REQUIREMENTS: All lines in which the word "name" occurs are to be extracted.
......
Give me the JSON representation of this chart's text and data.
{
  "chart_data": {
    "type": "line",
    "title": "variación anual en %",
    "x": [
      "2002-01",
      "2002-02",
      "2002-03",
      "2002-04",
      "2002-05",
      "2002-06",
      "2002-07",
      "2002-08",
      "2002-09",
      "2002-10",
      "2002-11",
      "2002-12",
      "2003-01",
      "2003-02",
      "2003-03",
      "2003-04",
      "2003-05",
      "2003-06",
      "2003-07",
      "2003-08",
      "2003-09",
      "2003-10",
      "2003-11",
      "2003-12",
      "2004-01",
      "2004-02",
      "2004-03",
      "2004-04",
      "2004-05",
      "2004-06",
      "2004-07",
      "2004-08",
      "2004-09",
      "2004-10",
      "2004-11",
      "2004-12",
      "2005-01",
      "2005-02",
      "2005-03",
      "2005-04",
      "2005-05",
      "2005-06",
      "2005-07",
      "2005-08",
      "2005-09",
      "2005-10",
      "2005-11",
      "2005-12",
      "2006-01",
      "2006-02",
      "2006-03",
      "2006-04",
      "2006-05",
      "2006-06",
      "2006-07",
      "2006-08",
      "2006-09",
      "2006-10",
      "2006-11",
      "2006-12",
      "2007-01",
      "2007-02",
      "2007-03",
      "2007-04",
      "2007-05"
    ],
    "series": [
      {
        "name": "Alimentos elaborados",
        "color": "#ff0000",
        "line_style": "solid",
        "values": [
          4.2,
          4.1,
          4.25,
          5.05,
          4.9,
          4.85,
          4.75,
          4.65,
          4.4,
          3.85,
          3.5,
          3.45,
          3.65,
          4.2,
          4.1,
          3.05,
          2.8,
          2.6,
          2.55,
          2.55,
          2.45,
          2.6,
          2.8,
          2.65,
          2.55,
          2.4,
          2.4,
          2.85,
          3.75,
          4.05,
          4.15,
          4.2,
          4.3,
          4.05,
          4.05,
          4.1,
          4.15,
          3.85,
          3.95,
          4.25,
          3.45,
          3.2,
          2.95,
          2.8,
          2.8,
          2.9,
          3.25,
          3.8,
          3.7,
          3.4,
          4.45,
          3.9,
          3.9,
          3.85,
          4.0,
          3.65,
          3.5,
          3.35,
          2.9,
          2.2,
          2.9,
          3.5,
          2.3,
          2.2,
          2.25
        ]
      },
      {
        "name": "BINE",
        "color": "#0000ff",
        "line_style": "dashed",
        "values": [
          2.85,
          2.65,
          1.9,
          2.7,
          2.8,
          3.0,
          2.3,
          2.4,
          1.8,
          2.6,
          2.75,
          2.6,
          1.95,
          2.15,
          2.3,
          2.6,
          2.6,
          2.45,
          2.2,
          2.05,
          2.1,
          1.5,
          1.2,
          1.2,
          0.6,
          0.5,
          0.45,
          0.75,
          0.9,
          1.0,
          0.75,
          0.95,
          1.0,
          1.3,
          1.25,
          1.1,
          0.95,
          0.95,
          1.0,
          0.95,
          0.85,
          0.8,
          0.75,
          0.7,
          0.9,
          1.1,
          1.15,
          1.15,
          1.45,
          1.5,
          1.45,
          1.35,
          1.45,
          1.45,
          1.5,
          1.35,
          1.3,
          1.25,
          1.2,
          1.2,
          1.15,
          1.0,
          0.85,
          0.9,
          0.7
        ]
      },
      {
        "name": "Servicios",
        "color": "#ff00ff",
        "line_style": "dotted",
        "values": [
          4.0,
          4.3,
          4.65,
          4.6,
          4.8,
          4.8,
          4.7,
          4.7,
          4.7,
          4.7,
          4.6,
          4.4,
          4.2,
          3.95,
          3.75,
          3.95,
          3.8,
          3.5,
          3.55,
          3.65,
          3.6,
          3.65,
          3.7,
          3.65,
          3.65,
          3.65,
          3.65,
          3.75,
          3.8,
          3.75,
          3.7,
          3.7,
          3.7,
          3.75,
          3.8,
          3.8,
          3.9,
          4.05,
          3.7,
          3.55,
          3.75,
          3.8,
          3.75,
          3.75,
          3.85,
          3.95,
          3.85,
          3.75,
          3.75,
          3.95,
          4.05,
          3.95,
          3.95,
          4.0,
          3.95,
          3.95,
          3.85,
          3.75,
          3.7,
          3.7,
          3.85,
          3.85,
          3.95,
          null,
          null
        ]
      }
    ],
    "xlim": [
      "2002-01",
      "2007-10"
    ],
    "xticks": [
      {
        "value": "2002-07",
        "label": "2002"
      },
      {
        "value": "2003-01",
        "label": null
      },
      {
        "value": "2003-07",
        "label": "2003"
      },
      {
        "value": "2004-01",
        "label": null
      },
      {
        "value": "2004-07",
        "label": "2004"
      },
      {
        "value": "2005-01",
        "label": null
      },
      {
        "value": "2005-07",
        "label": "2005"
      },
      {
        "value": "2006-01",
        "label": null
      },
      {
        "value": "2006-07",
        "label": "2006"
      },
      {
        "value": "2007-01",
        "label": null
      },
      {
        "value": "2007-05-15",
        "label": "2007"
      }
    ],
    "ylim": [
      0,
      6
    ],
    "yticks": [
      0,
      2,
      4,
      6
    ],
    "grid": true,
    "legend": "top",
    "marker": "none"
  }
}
......
FULL SOLUTION:
        "name": "Alimentos elaborados",
        "name": "BINE",
        "name": "Servicios",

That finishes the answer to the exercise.